Exercise details:
Determine which lines contain the word "Visina", then copy those lines.

Task data:
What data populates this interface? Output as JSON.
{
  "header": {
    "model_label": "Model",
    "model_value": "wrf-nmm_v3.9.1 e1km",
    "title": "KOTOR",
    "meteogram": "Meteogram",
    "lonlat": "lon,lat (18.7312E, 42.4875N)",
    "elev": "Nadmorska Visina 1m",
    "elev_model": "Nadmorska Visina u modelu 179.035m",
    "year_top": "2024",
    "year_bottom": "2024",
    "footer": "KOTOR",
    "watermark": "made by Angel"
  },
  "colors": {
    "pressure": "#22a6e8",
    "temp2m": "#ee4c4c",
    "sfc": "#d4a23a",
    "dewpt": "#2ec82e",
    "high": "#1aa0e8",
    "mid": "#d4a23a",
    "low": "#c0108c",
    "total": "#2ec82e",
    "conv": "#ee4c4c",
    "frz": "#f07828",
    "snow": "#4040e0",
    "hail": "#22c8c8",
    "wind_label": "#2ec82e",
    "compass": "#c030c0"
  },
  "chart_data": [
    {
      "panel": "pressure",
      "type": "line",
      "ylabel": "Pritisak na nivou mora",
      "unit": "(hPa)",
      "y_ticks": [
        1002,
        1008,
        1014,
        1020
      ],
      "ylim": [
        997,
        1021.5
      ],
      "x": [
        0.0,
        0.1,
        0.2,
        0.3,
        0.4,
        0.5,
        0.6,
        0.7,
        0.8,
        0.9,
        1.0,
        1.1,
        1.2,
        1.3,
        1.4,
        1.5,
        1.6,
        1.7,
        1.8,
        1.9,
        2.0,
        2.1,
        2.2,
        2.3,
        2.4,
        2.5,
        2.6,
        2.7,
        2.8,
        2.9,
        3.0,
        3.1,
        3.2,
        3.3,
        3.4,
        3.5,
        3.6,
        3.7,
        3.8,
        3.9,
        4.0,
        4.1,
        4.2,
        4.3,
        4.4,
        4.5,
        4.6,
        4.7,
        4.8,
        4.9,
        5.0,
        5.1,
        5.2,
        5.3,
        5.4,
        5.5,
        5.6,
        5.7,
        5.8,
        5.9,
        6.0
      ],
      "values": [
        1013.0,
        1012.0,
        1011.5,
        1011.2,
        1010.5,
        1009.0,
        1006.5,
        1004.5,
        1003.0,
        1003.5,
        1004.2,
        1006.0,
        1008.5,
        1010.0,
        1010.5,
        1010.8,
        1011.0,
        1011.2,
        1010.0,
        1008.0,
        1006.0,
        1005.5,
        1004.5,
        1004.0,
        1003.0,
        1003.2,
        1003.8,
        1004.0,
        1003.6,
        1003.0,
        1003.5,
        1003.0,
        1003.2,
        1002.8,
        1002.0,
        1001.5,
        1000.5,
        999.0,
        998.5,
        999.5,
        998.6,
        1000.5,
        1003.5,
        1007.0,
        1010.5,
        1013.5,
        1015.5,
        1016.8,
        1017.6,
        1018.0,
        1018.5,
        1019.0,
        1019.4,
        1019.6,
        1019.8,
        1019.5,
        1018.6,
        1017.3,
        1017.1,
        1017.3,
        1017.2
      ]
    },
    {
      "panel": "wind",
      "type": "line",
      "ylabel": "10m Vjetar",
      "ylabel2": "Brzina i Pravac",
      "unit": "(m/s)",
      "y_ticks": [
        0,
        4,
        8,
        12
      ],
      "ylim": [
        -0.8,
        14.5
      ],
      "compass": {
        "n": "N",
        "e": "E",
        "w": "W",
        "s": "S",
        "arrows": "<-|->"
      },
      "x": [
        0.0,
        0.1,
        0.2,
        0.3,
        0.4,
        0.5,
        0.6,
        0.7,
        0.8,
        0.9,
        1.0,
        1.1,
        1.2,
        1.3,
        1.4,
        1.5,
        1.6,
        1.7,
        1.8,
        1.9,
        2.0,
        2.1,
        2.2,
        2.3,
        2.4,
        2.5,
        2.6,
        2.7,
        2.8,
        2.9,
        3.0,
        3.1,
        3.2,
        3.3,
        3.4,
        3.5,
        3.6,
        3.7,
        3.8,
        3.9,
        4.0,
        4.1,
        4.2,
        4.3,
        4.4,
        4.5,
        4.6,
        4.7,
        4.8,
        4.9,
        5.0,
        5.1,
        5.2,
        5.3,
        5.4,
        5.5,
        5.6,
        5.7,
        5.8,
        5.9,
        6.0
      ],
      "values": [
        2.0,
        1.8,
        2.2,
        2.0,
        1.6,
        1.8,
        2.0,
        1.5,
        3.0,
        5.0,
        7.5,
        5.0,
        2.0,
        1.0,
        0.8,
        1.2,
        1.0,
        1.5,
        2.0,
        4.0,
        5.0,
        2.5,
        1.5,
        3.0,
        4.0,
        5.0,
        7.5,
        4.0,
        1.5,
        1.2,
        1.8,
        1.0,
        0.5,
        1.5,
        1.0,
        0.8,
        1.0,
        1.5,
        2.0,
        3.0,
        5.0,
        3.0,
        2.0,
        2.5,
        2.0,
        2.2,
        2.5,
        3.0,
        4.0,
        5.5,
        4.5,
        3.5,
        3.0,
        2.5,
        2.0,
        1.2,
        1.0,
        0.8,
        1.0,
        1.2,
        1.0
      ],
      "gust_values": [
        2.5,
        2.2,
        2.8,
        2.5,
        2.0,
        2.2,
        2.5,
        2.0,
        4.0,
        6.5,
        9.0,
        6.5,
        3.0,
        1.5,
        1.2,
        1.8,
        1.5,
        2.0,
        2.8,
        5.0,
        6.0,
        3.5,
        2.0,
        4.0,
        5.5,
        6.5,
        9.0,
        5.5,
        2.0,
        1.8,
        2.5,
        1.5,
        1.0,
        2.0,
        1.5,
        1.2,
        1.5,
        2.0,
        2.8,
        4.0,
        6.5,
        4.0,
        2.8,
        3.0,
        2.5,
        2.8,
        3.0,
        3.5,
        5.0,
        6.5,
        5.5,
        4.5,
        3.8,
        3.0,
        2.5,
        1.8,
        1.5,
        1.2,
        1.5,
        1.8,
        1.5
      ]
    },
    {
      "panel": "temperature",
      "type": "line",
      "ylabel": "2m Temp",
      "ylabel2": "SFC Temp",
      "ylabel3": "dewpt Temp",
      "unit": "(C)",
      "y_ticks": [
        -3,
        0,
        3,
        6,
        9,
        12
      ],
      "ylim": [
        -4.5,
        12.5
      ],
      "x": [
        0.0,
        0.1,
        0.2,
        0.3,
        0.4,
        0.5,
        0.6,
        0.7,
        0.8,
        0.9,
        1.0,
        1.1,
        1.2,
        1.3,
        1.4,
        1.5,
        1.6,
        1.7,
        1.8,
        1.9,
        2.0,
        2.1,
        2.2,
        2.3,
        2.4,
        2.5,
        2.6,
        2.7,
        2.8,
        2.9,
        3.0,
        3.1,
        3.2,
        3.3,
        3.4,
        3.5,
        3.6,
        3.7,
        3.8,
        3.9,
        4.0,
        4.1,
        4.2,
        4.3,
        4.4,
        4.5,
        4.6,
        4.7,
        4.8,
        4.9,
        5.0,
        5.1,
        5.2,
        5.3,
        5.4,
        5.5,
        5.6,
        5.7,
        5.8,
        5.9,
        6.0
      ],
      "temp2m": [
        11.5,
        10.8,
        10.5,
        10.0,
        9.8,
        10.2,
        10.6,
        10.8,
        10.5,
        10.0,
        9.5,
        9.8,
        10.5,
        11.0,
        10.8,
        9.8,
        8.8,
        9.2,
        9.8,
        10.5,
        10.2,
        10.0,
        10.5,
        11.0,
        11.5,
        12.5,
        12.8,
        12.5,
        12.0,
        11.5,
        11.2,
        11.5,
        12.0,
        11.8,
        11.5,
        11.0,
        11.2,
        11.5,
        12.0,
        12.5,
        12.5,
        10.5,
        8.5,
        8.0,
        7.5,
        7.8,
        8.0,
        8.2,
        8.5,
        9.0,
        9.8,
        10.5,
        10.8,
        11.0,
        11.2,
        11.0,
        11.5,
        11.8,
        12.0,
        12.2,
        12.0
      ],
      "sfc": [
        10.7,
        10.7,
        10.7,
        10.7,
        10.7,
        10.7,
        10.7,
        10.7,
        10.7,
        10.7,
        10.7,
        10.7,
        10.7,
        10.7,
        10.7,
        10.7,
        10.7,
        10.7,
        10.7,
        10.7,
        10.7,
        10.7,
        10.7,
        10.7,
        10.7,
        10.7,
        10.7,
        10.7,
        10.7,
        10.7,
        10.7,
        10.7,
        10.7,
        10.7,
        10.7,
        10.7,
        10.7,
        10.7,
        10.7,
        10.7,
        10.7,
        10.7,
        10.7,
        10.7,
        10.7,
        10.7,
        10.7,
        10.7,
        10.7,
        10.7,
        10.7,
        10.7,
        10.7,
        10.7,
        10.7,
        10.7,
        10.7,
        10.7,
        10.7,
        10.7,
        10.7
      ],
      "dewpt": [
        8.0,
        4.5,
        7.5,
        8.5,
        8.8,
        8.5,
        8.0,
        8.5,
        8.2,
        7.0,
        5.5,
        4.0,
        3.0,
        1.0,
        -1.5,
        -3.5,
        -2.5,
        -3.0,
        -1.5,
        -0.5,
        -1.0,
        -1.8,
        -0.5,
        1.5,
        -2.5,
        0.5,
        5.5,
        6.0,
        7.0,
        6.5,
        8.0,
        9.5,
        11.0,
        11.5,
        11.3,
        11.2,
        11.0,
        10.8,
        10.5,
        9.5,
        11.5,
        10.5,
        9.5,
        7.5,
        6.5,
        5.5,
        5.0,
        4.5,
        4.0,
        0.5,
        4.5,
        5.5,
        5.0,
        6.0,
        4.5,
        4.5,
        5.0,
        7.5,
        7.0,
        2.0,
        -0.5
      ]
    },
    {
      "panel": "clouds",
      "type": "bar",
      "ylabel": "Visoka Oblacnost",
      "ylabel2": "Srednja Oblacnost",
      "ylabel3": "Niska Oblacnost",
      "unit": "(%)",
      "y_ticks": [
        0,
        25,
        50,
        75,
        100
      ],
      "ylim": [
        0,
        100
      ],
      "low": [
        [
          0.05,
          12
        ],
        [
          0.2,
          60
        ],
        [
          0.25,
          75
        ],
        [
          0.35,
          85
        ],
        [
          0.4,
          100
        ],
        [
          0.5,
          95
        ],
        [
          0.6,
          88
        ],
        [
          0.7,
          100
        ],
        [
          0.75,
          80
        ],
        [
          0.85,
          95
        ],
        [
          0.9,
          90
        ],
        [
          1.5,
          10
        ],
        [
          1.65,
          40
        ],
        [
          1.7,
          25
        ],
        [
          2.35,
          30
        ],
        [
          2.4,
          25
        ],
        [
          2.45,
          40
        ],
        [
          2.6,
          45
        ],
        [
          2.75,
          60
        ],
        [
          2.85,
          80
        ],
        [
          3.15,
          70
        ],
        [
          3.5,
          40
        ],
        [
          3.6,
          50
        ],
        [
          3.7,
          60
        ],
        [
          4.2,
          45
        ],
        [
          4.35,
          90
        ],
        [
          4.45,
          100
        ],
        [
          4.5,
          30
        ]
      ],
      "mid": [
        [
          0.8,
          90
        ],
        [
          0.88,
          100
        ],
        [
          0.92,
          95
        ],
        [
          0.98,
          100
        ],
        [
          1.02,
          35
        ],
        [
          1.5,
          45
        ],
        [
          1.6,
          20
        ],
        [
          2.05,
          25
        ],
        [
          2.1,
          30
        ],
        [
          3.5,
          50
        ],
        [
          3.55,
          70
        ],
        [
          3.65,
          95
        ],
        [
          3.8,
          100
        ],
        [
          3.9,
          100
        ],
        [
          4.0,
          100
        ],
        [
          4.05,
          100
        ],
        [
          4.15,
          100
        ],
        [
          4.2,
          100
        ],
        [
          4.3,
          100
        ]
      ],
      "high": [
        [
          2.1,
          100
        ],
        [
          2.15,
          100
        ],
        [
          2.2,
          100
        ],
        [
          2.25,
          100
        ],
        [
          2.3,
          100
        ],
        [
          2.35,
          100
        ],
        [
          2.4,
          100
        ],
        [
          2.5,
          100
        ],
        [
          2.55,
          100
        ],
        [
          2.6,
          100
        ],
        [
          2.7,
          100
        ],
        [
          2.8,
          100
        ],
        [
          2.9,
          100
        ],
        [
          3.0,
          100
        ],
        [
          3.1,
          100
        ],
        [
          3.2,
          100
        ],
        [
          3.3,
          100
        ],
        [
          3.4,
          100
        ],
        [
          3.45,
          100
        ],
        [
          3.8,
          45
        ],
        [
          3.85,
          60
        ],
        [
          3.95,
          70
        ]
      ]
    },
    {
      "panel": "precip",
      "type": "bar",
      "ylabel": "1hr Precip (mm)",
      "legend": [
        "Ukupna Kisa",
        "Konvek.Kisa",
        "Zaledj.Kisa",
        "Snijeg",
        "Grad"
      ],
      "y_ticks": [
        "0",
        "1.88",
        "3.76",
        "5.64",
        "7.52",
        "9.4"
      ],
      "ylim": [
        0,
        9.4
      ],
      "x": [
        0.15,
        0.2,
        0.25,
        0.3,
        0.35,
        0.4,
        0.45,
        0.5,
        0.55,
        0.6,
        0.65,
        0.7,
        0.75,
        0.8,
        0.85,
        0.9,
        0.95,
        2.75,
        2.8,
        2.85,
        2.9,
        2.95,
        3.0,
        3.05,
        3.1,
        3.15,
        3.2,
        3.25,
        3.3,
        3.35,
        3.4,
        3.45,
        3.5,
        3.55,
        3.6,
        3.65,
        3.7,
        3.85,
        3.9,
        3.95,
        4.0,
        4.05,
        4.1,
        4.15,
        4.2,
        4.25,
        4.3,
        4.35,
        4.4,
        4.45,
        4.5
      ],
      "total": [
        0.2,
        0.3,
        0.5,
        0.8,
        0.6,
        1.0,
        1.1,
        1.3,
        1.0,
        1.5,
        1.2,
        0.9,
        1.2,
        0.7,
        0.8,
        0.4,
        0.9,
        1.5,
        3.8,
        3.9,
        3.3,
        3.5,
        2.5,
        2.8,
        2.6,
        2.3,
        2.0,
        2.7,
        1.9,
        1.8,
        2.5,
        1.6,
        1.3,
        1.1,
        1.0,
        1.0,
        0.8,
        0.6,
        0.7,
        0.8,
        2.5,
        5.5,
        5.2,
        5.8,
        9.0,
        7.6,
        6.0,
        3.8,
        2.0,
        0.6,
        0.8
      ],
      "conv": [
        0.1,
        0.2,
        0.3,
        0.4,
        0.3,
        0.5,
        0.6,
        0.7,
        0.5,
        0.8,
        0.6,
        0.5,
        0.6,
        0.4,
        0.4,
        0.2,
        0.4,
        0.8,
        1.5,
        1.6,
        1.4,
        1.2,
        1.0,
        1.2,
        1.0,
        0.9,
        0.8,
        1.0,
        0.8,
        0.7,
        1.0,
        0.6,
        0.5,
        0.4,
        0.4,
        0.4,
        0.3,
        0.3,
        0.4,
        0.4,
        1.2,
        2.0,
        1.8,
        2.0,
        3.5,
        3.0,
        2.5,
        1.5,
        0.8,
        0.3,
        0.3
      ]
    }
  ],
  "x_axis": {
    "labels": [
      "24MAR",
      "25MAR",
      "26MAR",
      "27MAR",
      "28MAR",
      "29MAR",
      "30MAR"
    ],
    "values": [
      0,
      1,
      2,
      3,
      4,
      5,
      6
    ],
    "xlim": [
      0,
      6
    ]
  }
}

The solution:
    "elev": "Nadmorska Visina 1m",
    "elev_model": "Nadmorska Visina u modelu 179.035m",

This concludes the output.